— What this task involves —
Copy out the material line for line, with no changes, and leave out the pictures.

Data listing
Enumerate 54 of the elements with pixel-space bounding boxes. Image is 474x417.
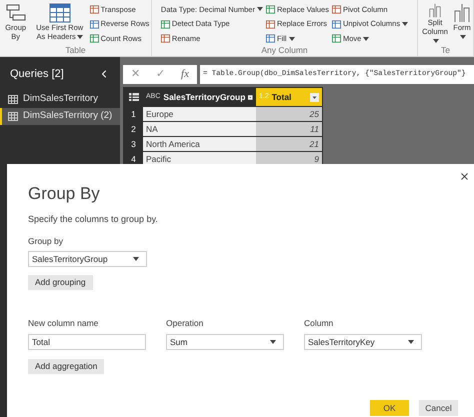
filter-icon[interactable] (248, 92, 253, 102)
split-column-icon (452, 3, 472, 23)
table-icon (160, 34, 170, 44)
group-label: Any Column (260, 45, 309, 55)
row-number: 2 (130, 123, 137, 136)
description: Specify the columns to group by. (28, 213, 159, 226)
table-icon (266, 4, 275, 14)
table-icon (332, 20, 341, 28)
query-item[interactable]: DimSalesTerritory (0, 91, 120, 108)
table-icon (160, 20, 170, 28)
dialog-title: Group By (28, 184, 101, 204)
table-icon (90, 34, 99, 44)
dropdown[interactable]: SalesTerritoryKey (304, 334, 422, 350)
query-item[interactable]: DimSalesTerritory (2) (0, 108, 120, 125)
grouping-icon (6, 3, 26, 23)
input-field[interactable]: Total (28, 334, 146, 350)
table-icon (8, 112, 18, 121)
add-grouping-button[interactable]: Add grouping (28, 275, 93, 290)
cancel-button[interactable]: Cancel (419, 400, 458, 416)
table-icon (90, 4, 99, 14)
table-cell: 11 (256, 122, 322, 136)
table-cell: NA (143, 122, 256, 136)
add-aggregation-button[interactable]: Add aggregation (28, 359, 104, 374)
table-icon (266, 34, 275, 44)
table-icon (90, 20, 99, 28)
caret-icon (270, 340, 276, 344)
field-label: Column (304, 317, 334, 330)
panel-title: Queries [2] (10, 66, 64, 82)
row-number: 1 (130, 108, 137, 121)
ok-button[interactable]: OK (370, 400, 409, 416)
field-label: Group by (28, 234, 64, 248)
table-icon (332, 4, 341, 14)
table-icon (48, 3, 71, 23)
dropdown[interactable]: Sum (166, 334, 284, 350)
table-cell: Europe (143, 107, 256, 121)
field-label: New column name (28, 317, 100, 330)
filter-icon[interactable] (310, 92, 319, 102)
table-icon (266, 20, 275, 28)
row-number: 4 (130, 153, 137, 166)
table-cell: 21 (256, 137, 322, 151)
table-cell: 25 (256, 107, 322, 121)
caret-icon (133, 257, 139, 262)
close-icon[interactable] (459, 171, 470, 182)
table-icon (332, 34, 341, 44)
formula-button[interactable]: fx (181, 66, 189, 83)
group-label: Te (440, 45, 451, 55)
group-label: Table (64, 45, 87, 55)
row-number: 3 (130, 138, 137, 151)
table-menu-icon[interactable] (128, 93, 138, 101)
table-cell: North America (143, 137, 256, 151)
dropdown[interactable]: SalesTerritoryGroup (28, 251, 147, 268)
caret-icon (408, 340, 414, 344)
table-icon (8, 95, 18, 104)
field-label: Operation (166, 317, 204, 330)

— Exercise answer —
Enumerate 54 of the elements with pixel-space bounding boxes. Image is 474x417.
filter-icon[interactable] (248, 92, 253, 102)
split-column-icon (452, 3, 472, 23)
table-icon (160, 34, 170, 44)
group-label: Any Column (260, 45, 309, 55)
row-number: 2 (130, 123, 137, 136)
description: Specify the columns to group by. (28, 213, 159, 226)
table-icon (266, 4, 275, 14)
table-icon (332, 20, 341, 28)
query-item[interactable]: DimSalesTerritory (0, 91, 120, 108)
table-icon (160, 20, 170, 28)
dialog-title: Group By (28, 184, 101, 204)
table-icon (90, 34, 99, 44)
dropdown[interactable]: SalesTerritoryKey (304, 334, 422, 350)
query-item[interactable]: DimSalesTerritory (2) (0, 108, 120, 125)
grouping-icon (6, 3, 26, 23)
input-field[interactable]: Total (28, 334, 146, 350)
table-icon (8, 112, 18, 121)
add-grouping-button[interactable]: Add grouping (28, 275, 93, 290)
cancel-button[interactable]: Cancel (419, 400, 458, 416)
table-icon (90, 4, 99, 14)
table-cell: 11 (256, 122, 322, 136)
table-cell: NA (143, 122, 256, 136)
add-aggregation-button[interactable]: Add aggregation (28, 359, 104, 374)
table-icon (266, 34, 275, 44)
table-icon (90, 20, 99, 28)
caret-icon (270, 340, 276, 344)
field-label: Column (304, 317, 334, 330)
panel-title: Queries [2] (10, 66, 64, 82)
row-number: 1 (130, 108, 137, 121)
ok-button[interactable]: OK (370, 400, 409, 416)
field-label: Group by (28, 234, 64, 248)
table-icon (332, 4, 341, 14)
table-icon (48, 3, 71, 23)
dropdown[interactable]: Sum (166, 334, 284, 350)
table-cell: Europe (143, 107, 256, 121)
field-label: New column name (28, 317, 100, 330)
filter-icon[interactable] (310, 92, 319, 102)
table-icon (266, 20, 275, 28)
row-number: 4 (130, 153, 137, 166)
table-cell: 21 (256, 137, 322, 151)
table-cell: 25 (256, 107, 322, 121)
caret-icon (133, 257, 139, 262)
close-icon[interactable] (459, 171, 470, 182)
table-icon (332, 34, 341, 44)
formula-button[interactable]: fx (181, 66, 189, 83)
group-label: Te (440, 45, 451, 55)
group-label: Table (64, 45, 87, 55)
row-number: 3 (130, 138, 137, 151)
table-menu-icon[interactable] (128, 93, 138, 101)
table-cell: North America (143, 137, 256, 151)
dropdown[interactable]: SalesTerritoryGroup (28, 251, 147, 268)
caret-icon (408, 340, 414, 344)
table-icon (8, 95, 18, 104)
field-label: Operation (166, 317, 204, 330)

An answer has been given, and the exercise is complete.